• Dataset records:
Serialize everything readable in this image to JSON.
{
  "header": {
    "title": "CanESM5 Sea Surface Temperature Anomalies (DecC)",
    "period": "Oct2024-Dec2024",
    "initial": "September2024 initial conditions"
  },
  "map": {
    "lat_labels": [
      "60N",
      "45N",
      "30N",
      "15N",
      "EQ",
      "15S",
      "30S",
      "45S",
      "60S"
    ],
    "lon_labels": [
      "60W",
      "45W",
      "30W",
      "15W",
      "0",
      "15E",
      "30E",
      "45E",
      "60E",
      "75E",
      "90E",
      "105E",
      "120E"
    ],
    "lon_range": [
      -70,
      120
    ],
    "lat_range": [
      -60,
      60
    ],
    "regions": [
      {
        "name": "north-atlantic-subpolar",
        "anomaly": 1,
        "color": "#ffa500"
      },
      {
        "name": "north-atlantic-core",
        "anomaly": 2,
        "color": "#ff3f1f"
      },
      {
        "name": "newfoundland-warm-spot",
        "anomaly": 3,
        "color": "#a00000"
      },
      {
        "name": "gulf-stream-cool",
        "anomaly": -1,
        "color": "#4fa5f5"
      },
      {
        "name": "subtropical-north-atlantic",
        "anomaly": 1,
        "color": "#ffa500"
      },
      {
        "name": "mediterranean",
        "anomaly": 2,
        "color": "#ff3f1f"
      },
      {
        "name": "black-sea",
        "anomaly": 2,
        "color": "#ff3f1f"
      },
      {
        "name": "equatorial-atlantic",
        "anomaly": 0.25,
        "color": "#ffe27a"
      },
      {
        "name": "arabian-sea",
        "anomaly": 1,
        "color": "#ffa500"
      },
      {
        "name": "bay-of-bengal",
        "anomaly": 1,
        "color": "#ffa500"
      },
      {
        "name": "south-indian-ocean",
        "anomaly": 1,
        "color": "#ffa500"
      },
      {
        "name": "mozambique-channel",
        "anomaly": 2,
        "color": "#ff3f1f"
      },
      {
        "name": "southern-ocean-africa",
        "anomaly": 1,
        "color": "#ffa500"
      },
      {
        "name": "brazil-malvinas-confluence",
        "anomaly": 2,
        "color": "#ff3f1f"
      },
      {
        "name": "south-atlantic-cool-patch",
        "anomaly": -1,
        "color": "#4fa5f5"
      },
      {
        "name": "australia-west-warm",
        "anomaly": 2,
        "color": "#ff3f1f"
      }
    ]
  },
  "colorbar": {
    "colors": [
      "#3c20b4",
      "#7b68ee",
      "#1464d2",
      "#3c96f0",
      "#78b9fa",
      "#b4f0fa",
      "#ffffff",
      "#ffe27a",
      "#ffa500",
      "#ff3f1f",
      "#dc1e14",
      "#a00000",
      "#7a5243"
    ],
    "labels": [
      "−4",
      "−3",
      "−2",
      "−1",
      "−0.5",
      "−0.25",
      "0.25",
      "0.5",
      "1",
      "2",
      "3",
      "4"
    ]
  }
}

• What you are asked to do:
Please quote the data above in full, with no line missing.

• Output:
Serialize everything readable in this image to JSON.
{
  "header": {
    "title": "CanESM5 Sea Surface Temperature Anomalies (DecC)",
    "period": "Oct2024-Dec2024",
    "initial": "September2024 initial conditions"
  },
  "map": {
    "lat_labels": [
      "60N",
      "45N",
      "30N",
      "15N",
      "EQ",
      "15S",
      "30S",
      "45S",
      "60S"
    ],
    "lon_labels": [
      "60W",
      "45W",
      "30W",
      "15W",
      "0",
      "15E",
      "30E",
      "45E",
      "60E",
      "75E",
      "90E",
      "105E",
      "120E"
    ],
    "lon_range": [
      -70,
      120
    ],
    "lat_range": [
      -60,
      60
    ],
    "regions": [
      {
        "name": "north-atlantic-subpolar",
        "anomaly": 1,
        "color": "#ffa500"
      },
      {
        "name": "north-atlantic-core",
        "anomaly": 2,
        "color": "#ff3f1f"
      },
      {
        "name": "newfoundland-warm-spot",
        "anomaly": 3,
        "color": "#a00000"
      },
      {
        "name": "gulf-stream-cool",
        "anomaly": -1,
        "color": "#4fa5f5"
      },
      {
        "name": "subtropical-north-atlantic",
        "anomaly": 1,
        "color": "#ffa500"
      },
      {
        "name": "mediterranean",
        "anomaly": 2,
        "color": "#ff3f1f"
      },
      {
        "name": "black-sea",
        "anomaly": 2,
        "color": "#ff3f1f"
      },
      {
        "name": "equatorial-atlantic",
        "anomaly": 0.25,
        "color": "#ffe27a"
      },
      {
        "name": "arabian-sea",
        "anomaly": 1,
        "color": "#ffa500"
      },
      {
        "name": "bay-of-bengal",
        "anomaly": 1,
        "color": "#ffa500"
      },
      {
        "name": "south-indian-ocean",
        "anomaly": 1,
        "color": "#ffa500"
      },
      {
        "name": "mozambique-channel",
        "anomaly": 2,
        "color": "#ff3f1f"
      },
      {
        "name": "southern-ocean-africa",
        "anomaly": 1,
        "color": "#ffa500"
      },
      {
        "name": "brazil-malvinas-confluence",
        "anomaly": 2,
        "color": "#ff3f1f"
      },
      {
        "name": "south-atlantic-cool-patch",
        "anomaly": -1,
        "color": "#4fa5f5"
      },
      {
        "name": "australia-west-warm",
        "anomaly": 2,
        "color": "#ff3f1f"
      }
    ]
  },
  "colorbar": {
    "colors": [
      "#3c20b4",
      "#7b68ee",
      "#1464d2",
      "#3c96f0",
      "#78b9fa",
      "#b4f0fa",
      "#ffffff",
      "#ffe27a",
      "#ffa500",
      "#ff3f1f",
      "#dc1e14",
      "#a00000",
      "#7a5243"
    ],
    "labels": [
      "−4",
      "−3",
      "−2",
      "−1",
      "−0.5",
      "−0.25",
      "0.25",
      "0.5",
      "1",
      "2",
      "3",
      "4"
    ]
  }
}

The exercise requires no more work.